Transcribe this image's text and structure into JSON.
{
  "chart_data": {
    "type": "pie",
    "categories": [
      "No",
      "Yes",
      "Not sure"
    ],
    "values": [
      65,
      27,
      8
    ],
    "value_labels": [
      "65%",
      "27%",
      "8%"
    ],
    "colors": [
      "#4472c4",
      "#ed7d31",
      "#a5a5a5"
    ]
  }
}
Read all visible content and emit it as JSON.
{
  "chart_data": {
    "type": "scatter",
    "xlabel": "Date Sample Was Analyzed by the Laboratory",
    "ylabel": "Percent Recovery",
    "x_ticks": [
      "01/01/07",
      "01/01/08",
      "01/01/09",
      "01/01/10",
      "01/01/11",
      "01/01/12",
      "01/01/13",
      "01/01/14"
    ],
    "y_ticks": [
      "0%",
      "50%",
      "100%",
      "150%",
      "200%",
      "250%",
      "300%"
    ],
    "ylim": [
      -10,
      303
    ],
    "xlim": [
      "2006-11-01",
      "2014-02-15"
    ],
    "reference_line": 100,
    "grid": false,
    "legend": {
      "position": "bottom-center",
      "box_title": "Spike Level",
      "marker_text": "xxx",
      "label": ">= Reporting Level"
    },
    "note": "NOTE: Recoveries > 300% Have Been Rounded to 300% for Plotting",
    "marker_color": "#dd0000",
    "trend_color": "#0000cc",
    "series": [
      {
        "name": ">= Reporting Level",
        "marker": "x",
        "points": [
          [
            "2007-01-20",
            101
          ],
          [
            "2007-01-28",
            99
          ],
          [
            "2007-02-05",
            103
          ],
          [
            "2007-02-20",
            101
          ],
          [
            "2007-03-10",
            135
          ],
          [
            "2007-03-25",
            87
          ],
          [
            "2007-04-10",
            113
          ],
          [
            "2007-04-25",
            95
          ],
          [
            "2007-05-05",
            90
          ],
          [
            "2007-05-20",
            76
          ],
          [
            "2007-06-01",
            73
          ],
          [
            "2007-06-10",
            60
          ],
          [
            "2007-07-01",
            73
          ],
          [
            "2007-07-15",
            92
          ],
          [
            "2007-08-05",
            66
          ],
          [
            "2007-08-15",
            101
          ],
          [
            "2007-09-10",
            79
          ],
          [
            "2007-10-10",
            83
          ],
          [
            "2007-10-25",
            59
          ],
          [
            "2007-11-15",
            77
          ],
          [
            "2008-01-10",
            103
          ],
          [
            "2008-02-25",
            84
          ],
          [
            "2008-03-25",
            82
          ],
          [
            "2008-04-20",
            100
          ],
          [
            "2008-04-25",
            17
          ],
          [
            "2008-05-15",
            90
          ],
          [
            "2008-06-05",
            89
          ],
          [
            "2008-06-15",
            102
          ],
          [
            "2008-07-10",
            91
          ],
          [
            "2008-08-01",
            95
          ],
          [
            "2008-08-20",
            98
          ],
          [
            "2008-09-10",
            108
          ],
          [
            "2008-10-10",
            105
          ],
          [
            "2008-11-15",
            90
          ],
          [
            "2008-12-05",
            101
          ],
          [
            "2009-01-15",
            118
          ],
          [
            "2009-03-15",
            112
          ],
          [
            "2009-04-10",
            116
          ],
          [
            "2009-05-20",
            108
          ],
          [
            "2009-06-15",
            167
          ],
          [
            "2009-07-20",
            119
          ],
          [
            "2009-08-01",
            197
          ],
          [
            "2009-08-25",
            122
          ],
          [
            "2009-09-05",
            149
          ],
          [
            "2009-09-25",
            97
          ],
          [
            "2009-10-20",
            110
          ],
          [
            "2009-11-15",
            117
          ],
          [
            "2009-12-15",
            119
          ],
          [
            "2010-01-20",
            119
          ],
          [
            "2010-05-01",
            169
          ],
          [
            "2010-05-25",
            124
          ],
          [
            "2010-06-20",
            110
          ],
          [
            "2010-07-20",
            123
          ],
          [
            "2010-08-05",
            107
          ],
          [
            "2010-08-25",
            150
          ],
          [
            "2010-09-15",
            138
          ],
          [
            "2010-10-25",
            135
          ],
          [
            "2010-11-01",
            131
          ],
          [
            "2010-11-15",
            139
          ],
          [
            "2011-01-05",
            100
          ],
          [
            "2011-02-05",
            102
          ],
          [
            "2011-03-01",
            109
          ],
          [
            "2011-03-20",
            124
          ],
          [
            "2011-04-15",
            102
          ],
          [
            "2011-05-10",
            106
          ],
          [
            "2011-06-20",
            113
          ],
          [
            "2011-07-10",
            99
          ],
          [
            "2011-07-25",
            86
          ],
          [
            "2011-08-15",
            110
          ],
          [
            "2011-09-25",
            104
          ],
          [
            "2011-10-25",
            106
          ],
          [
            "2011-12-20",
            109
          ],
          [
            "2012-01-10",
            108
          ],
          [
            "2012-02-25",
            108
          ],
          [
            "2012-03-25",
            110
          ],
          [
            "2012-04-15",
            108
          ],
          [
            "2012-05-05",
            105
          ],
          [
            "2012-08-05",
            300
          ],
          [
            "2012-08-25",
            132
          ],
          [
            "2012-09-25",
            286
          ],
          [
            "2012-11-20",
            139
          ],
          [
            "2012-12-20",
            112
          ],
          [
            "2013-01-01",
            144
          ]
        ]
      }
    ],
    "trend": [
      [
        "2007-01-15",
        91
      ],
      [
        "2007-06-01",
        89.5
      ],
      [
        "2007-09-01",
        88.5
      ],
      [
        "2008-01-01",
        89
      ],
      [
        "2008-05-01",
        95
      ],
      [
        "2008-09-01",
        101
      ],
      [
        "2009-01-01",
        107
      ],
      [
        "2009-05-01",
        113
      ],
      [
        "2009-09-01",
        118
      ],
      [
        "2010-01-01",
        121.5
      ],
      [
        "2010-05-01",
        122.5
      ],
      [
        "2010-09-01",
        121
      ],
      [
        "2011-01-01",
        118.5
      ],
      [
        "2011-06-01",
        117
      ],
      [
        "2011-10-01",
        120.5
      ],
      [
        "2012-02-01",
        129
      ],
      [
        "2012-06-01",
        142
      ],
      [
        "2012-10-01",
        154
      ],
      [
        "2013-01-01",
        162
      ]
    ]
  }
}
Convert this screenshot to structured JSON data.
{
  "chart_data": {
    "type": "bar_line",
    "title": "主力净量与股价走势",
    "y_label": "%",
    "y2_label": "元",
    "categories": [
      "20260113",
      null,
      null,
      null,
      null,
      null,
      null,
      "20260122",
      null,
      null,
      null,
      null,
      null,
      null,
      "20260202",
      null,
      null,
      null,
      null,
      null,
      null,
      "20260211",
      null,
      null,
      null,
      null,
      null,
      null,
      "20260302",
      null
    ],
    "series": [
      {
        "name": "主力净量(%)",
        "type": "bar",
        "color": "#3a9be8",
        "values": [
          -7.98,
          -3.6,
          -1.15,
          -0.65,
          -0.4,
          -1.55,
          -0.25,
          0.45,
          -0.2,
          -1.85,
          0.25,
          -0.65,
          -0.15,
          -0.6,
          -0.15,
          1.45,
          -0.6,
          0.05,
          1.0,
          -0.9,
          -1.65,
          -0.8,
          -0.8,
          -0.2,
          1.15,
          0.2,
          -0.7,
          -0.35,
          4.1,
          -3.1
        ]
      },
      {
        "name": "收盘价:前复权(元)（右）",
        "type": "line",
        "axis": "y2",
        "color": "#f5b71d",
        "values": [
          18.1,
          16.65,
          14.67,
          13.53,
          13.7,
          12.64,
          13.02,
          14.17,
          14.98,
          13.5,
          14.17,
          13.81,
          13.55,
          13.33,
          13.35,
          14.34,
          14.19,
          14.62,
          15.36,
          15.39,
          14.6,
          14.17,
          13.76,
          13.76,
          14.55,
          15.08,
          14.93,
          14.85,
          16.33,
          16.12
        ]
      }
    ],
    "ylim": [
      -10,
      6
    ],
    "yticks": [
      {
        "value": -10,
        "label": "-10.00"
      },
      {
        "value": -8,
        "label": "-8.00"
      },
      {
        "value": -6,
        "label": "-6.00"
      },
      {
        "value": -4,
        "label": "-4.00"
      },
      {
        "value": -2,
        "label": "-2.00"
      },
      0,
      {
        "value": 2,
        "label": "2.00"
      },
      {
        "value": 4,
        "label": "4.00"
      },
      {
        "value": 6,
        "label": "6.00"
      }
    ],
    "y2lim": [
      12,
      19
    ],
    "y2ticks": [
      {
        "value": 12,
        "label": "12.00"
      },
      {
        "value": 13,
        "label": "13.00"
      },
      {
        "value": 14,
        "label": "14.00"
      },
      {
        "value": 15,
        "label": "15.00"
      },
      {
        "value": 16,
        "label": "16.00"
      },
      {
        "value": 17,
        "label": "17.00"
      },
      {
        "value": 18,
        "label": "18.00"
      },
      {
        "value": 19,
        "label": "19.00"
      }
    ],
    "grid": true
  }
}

.....

Pick out the lines above containing the word "JSON", then copy them.

**Task response:**
Transcribe this image's text and structure into JSON.
Read all visible content and emit it as JSON.
Convert this screenshot to structured JSON data.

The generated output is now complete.